** Testo estratto **
----------

«I got like hella money»: il fenomeno TikTok che ironizza su una ricchezza (che non c’è)
«I got like hella money» canta Kell Martin (@shutthekellup su TikTok) dal sedile della sua auto, con aria sicura di sé. Un video da 28,6 milioni di visualizzazioni in due settimane.
La storia parte il 2 gennaio 2026, quando il producer e songwriter Kell Martin pubblica su TikTok questa clip autoironica. Nel video, beatboxando, Kell si vanta della sua «hella money» – espressione slang californiana per dire «un sacco di soldi». Poi, l’improvviso colpo di scena: tira fuori una banconota da cinque dollari («I got like five bucks. Lincoln!»). Il suo patrimonio praticamente consiste in un Abraham Lincoln di carta, il presidente stampato sul biglietto verde da cinque.
È un flex al contrario, dove l’ostentazione riguarda una ricchezza che non esiste nemmeno sulla carta e che trasforma la precarietà economica della Generazione Z in una punchline pronta per essere condivisa compulsivamente.

----------

(Dati per il riconoscimento della struttura del documento)
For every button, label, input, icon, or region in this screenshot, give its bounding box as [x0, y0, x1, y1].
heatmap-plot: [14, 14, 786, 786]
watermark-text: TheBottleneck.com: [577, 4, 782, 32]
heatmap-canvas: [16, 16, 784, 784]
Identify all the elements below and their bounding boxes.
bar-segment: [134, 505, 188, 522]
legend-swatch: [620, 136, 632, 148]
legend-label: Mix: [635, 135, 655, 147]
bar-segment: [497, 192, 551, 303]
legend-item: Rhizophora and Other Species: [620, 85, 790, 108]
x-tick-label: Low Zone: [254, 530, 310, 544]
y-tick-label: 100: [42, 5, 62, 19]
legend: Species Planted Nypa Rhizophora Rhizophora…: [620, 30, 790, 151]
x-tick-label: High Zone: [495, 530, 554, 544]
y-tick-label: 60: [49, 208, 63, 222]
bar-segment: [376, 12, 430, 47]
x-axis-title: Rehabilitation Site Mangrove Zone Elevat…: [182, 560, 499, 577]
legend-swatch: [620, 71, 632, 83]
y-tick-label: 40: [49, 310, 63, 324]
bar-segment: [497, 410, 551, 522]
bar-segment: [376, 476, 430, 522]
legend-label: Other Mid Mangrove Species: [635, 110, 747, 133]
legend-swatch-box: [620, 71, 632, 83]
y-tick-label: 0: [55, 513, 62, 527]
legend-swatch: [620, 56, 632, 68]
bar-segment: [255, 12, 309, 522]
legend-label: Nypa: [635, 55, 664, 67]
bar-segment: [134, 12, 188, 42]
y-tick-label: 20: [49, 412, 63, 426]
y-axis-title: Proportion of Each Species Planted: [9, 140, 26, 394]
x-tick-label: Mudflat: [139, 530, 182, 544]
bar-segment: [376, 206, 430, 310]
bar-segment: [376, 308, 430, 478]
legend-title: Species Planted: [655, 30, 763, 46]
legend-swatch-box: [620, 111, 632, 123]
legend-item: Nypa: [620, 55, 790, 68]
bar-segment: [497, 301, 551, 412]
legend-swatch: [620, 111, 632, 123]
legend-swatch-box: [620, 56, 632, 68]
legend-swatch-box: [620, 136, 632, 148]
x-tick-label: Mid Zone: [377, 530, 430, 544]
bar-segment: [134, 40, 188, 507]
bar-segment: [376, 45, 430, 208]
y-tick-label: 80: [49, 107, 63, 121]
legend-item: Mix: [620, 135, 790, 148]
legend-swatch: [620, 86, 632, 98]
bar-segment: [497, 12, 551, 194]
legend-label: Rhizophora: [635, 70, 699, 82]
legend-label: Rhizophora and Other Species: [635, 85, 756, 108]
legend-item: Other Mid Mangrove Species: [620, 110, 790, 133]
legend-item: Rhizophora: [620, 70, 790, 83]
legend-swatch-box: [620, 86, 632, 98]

----------

** Cosa fare **
Nel testo sul fenomeno TikTok, qual è il significato dell'espressione slang californiana «hella money»?

** Soluzione **
Significa «un sacco di soldi».